Requests
1. Rewrite the passage on T visas from "Funny thing though" to "and over again!", changing "local immigration office" to "regional immigration office".
2. In the passage on T visas, what does the "t" in the visa's name stand for?

Excerpted passage

··········

The Immigration Attorneys" Association got legislation through the house and senate a number of years ago targeted at "sexual slavery".
They figured that for whatever reason these "victims" should be allowed to remain in the U.S. under a new category of visa called a "T" visa, t standing for "trafficker."
Of course that legislation will put $money$ in their pockets but they did it for "humanitarian" reasons of course, wink wink, nod, nod.
So now the Russian Mafia and other organisations smuggle in groups of young women usually 10-15 to a group who pay them to get them into the U.S. set them up in apartments made to look like hooker houses and the cops get the "anonymous phonecall."
Funny thing though the "pimps" are *never* caught just "the girls" and it's off to the local immigration office to go to the head of the line to get their "T" visas!
And they do it over and over again!

··········

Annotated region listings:
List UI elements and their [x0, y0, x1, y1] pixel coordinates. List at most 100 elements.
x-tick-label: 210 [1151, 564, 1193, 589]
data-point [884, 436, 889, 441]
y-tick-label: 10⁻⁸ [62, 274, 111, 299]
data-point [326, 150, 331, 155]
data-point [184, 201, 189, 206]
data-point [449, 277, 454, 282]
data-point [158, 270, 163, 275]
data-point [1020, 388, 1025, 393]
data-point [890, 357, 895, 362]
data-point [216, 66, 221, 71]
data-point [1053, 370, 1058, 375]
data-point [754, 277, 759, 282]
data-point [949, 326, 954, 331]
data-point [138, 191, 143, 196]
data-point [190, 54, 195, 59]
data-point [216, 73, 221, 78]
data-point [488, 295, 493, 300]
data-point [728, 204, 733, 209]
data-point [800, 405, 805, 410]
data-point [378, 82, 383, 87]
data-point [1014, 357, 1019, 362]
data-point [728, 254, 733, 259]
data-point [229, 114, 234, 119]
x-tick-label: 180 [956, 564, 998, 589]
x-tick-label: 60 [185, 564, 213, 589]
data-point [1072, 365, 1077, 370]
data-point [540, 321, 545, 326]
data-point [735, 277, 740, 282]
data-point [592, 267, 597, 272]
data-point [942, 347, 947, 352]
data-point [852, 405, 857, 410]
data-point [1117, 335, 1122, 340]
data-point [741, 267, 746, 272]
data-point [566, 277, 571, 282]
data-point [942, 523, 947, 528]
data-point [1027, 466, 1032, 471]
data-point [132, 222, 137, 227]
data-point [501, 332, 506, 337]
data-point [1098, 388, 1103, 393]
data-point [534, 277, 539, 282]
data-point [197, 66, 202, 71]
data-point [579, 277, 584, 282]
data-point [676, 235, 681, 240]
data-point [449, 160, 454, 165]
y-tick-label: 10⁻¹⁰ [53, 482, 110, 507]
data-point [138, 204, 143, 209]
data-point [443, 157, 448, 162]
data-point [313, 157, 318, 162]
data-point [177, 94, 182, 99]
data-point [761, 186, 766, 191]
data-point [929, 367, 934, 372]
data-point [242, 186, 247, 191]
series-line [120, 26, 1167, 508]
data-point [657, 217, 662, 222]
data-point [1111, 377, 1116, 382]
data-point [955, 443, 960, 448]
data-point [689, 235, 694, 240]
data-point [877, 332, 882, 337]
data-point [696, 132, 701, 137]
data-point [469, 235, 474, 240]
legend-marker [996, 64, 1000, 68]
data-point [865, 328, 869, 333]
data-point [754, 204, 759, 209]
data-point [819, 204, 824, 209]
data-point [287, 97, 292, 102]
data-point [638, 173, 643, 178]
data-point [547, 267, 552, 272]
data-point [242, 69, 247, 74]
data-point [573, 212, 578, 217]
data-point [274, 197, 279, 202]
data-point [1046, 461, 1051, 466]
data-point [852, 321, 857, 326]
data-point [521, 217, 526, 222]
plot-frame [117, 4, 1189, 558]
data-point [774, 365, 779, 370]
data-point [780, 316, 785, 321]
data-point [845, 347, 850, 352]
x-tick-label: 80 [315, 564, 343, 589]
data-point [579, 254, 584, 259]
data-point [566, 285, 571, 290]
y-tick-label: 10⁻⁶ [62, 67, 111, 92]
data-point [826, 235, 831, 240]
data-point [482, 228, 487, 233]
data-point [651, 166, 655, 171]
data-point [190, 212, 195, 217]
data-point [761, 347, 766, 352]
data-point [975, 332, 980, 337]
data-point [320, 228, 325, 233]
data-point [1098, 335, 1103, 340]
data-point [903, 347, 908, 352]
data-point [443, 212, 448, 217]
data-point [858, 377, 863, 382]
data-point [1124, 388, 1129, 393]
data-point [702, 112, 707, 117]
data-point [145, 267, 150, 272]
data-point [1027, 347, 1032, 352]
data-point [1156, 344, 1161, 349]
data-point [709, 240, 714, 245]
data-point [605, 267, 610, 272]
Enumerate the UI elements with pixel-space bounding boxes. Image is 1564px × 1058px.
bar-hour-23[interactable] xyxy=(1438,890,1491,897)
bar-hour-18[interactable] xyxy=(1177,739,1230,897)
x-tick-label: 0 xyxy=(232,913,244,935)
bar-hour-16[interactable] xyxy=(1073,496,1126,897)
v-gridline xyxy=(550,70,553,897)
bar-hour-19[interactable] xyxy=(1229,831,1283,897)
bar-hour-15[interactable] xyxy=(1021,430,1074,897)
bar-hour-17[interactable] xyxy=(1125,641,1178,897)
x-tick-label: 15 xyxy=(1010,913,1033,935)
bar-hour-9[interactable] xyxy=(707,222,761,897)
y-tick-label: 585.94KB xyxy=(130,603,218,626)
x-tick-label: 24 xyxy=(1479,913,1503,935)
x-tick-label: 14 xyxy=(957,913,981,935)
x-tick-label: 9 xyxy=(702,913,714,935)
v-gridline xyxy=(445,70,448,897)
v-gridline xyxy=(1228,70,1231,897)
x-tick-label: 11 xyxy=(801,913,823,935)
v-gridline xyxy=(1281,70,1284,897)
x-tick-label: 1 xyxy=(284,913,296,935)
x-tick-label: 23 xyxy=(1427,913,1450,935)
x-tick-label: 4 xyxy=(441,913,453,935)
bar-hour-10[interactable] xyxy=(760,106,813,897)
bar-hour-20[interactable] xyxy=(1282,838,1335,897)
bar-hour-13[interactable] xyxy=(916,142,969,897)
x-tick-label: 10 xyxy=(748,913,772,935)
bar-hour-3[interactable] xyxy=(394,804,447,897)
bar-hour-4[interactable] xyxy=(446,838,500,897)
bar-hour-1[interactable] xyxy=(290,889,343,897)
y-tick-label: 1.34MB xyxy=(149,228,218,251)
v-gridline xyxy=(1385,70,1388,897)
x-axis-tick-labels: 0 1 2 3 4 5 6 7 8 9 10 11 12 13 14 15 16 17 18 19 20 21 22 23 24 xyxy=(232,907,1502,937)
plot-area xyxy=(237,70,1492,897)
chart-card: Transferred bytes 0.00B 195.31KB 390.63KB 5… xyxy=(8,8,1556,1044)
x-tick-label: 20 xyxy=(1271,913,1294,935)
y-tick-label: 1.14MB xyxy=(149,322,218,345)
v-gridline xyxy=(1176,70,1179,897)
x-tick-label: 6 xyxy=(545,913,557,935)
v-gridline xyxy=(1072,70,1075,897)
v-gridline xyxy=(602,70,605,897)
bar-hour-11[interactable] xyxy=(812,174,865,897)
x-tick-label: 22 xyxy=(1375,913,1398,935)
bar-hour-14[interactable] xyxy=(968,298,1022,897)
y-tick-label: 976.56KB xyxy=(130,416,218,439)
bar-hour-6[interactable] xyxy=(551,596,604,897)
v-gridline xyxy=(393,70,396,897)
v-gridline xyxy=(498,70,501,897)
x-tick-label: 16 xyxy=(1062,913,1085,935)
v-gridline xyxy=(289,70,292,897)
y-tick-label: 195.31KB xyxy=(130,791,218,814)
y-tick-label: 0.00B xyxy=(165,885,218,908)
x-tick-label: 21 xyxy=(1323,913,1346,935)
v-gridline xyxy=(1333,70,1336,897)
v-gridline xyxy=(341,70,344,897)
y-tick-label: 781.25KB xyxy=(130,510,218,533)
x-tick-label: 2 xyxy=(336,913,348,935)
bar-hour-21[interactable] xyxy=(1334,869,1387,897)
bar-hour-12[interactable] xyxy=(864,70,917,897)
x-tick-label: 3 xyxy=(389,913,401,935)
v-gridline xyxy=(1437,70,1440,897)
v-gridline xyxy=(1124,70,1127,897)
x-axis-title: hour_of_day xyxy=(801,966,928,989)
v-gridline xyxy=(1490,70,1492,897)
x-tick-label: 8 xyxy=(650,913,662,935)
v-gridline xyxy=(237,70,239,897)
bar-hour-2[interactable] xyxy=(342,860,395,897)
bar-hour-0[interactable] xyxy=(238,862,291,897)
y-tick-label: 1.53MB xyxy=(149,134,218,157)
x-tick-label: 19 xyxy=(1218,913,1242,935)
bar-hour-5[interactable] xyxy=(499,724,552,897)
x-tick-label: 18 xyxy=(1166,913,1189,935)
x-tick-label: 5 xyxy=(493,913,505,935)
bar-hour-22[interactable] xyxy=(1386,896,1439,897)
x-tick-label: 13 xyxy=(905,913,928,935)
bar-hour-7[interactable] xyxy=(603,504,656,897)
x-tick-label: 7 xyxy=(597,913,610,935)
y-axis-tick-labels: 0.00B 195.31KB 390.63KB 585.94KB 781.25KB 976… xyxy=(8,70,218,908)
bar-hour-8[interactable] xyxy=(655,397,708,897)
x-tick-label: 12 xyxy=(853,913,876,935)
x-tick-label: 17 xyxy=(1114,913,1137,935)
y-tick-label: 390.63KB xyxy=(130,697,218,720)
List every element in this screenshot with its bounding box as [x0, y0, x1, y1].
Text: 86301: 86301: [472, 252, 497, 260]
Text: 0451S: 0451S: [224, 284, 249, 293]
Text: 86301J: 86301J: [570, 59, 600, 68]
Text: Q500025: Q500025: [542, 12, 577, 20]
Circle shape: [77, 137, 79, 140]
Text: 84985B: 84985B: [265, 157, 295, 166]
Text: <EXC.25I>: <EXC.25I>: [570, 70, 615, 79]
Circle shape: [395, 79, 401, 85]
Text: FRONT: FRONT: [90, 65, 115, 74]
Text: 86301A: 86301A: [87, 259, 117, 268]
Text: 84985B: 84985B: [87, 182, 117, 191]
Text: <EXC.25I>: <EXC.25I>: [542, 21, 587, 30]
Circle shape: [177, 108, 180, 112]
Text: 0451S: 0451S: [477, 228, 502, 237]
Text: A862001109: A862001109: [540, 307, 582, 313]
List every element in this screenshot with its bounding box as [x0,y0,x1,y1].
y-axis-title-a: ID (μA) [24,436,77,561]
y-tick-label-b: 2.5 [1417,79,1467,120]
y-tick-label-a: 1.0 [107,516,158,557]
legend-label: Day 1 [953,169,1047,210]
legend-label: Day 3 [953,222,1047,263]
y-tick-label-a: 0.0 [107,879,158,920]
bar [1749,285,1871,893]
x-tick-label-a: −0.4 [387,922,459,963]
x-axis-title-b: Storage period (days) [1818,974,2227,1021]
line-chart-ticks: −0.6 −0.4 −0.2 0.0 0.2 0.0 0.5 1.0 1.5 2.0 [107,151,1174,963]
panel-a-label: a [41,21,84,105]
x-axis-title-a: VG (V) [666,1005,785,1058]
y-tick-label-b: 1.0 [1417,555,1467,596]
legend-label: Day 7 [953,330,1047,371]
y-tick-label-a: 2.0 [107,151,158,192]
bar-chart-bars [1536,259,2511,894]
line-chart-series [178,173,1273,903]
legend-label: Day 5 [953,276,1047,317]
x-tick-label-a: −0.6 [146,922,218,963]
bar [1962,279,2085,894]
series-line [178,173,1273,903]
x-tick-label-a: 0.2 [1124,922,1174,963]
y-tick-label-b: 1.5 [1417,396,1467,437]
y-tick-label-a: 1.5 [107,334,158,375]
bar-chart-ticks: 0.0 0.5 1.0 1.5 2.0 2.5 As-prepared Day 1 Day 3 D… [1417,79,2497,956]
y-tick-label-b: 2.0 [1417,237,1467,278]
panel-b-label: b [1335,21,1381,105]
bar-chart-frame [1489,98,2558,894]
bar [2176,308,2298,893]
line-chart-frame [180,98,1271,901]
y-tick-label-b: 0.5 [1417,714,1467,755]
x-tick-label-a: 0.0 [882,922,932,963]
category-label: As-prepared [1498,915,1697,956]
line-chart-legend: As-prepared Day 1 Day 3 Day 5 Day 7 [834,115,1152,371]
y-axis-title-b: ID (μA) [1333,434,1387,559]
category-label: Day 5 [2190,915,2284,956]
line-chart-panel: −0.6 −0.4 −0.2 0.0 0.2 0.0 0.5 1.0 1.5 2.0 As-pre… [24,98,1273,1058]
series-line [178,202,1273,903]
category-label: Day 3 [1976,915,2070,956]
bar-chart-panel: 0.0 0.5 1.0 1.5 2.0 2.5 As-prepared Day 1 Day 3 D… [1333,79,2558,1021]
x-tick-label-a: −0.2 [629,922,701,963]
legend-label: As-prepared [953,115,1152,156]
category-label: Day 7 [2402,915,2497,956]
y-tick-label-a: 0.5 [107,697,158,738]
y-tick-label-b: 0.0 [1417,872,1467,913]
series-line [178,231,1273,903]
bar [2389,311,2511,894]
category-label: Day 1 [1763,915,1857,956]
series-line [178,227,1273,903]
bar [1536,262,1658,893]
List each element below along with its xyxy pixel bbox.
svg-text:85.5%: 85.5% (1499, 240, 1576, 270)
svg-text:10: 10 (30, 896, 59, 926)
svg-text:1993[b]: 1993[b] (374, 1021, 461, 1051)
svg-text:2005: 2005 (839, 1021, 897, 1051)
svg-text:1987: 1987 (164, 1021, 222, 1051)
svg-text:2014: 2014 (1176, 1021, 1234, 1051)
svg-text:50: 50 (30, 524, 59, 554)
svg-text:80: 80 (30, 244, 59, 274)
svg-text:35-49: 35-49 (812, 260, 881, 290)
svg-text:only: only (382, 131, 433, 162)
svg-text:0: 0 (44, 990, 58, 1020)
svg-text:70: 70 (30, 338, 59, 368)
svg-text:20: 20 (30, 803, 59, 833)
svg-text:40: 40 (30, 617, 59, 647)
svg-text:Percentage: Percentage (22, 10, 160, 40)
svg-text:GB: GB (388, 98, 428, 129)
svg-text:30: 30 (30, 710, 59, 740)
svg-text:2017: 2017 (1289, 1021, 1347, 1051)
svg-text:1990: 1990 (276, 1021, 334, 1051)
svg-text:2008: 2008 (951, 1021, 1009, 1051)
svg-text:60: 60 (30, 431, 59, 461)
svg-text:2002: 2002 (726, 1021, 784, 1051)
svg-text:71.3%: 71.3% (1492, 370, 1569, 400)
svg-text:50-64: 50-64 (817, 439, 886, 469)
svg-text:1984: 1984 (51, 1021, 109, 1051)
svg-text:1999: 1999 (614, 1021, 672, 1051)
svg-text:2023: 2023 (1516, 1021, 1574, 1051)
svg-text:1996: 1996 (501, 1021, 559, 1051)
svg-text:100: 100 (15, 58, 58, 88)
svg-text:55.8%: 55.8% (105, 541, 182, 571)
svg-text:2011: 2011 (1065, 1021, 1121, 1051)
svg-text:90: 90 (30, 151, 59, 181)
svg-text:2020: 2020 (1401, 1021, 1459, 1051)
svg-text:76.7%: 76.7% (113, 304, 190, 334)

··········

Task responses
1.
Funny thing though the "pimps" are *never* caught just "the girls" and it's off to the regional immigration office to go to the head of the line to get their "T" visas!
And they do it over and over again!

2. "Trafficker."